• **GIVEN INSTRUCTION**: Output the data exactly, with every line intact.

==== SOURCE DATA

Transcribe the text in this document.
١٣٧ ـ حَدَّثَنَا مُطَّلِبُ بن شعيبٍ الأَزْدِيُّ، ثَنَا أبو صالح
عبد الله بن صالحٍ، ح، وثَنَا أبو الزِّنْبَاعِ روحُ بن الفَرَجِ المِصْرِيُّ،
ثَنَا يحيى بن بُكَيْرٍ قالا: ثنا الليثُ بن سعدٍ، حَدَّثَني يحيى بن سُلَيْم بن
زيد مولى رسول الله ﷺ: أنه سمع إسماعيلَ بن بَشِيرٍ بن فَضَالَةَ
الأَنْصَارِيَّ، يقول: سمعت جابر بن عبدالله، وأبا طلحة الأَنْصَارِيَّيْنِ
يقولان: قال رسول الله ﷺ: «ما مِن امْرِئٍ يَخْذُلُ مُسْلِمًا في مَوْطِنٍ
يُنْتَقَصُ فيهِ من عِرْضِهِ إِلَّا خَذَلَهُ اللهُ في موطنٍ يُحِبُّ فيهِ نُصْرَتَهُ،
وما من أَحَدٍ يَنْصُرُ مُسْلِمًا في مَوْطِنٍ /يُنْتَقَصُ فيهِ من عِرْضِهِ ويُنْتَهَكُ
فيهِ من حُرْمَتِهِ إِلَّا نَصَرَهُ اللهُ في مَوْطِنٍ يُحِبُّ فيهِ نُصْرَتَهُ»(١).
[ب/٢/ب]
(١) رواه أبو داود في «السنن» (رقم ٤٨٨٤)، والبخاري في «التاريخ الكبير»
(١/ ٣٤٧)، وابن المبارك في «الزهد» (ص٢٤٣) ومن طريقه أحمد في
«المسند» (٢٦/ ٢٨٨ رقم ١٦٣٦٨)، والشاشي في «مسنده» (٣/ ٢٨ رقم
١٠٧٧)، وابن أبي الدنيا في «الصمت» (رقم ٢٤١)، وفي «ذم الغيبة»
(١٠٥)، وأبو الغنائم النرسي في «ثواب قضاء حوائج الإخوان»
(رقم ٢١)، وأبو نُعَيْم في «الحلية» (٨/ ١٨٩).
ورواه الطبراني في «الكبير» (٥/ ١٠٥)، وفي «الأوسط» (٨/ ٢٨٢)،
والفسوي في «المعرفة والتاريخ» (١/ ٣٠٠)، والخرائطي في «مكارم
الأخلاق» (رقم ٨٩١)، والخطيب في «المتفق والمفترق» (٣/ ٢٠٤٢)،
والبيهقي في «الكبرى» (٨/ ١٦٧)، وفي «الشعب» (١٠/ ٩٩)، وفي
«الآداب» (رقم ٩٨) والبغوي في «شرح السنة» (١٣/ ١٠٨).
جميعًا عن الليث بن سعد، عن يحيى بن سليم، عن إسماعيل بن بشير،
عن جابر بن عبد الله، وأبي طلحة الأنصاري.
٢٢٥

========

• **RESPONSE FOR THIS EXERCISE**:
Transcribe the text in this document.
١٣٧ ـ حَدَّثَنَا مُطَّلِبُ بن شعيبٍ الأَزْدِيُّ، ثَنَا أبو صالح
عبد الله بن صالحٍ، ح، وثَنَا أبو الزِّنْبَاعِ روحُ بن الفَرَجِ المِصْرِيُّ،
ثَنَا يحيى بن بُكَيْرٍ قالا: ثنا الليثُ بن سعدٍ، حَدَّثَني يحيى بن سُلَيْم بن
زيد مولى رسول الله ﷺ: أنه سمع إسماعيلَ بن بَشِيرٍ بن فَضَالَةَ
الأَنْصَارِيَّ، يقول: سمعت جابر بن عبدالله، وأبا طلحة الأَنْصَارِيَّيْنِ
يقولان: قال رسول الله ﷺ: «ما مِن امْرِئٍ يَخْذُلُ مُسْلِمًا في مَوْطِنٍ
يُنْتَقَصُ فيهِ من عِرْضِهِ إِلَّا خَذَلَهُ اللهُ في موطنٍ يُحِبُّ فيهِ نُصْرَتَهُ،
وما من أَحَدٍ يَنْصُرُ مُسْلِمًا في مَوْطِنٍ /يُنْتَقَصُ فيهِ من عِرْضِهِ ويُنْتَهَكُ
فيهِ من حُرْمَتِهِ إِلَّا نَصَرَهُ اللهُ في مَوْطِنٍ يُحِبُّ فيهِ نُصْرَتَهُ»(١).
[ب/٢/ب]
(١) رواه أبو داود في «السنن» (رقم ٤٨٨٤)، والبخاري في «التاريخ الكبير»
(١/ ٣٤٧)، وابن المبارك في «الزهد» (ص٢٤٣) ومن طريقه أحمد في
«المسند» (٢٦/ ٢٨٨ رقم ١٦٣٦٨)، والشاشي في «مسنده» (٣/ ٢٨ رقم
١٠٧٧)، وابن أبي الدنيا في «الصمت» (رقم ٢٤١)، وفي «ذم الغيبة»
(١٠٥)، وأبو الغنائم النرسي في «ثواب قضاء حوائج الإخوان»
(رقم ٢١)، وأبو نُعَيْم في «الحلية» (٨/ ١٨٩).
ورواه الطبراني في «الكبير» (٥/ ١٠٥)، وفي «الأوسط» (٨/ ٢٨٢)،
والفسوي في «المعرفة والتاريخ» (١/ ٣٠٠)، والخرائطي في «مكارم
الأخلاق» (رقم ٨٩١)، والخطيب في «المتفق والمفترق» (٣/ ٢٠٤٢)،
والبيهقي في «الكبرى» (٨/ ١٦٧)، وفي «الشعب» (١٠/ ٩٩)، وفي
«الآداب» (رقم ٩٨) والبغوي في «شرح السنة» (١٣/ ١٠٨).
جميعًا عن الليث بن سعد، عن يحيى بن سليم، عن إسماعيل بن بشير،
عن جابر بن عبد الله، وأبي طلحة الأنصاري.
٢٢٥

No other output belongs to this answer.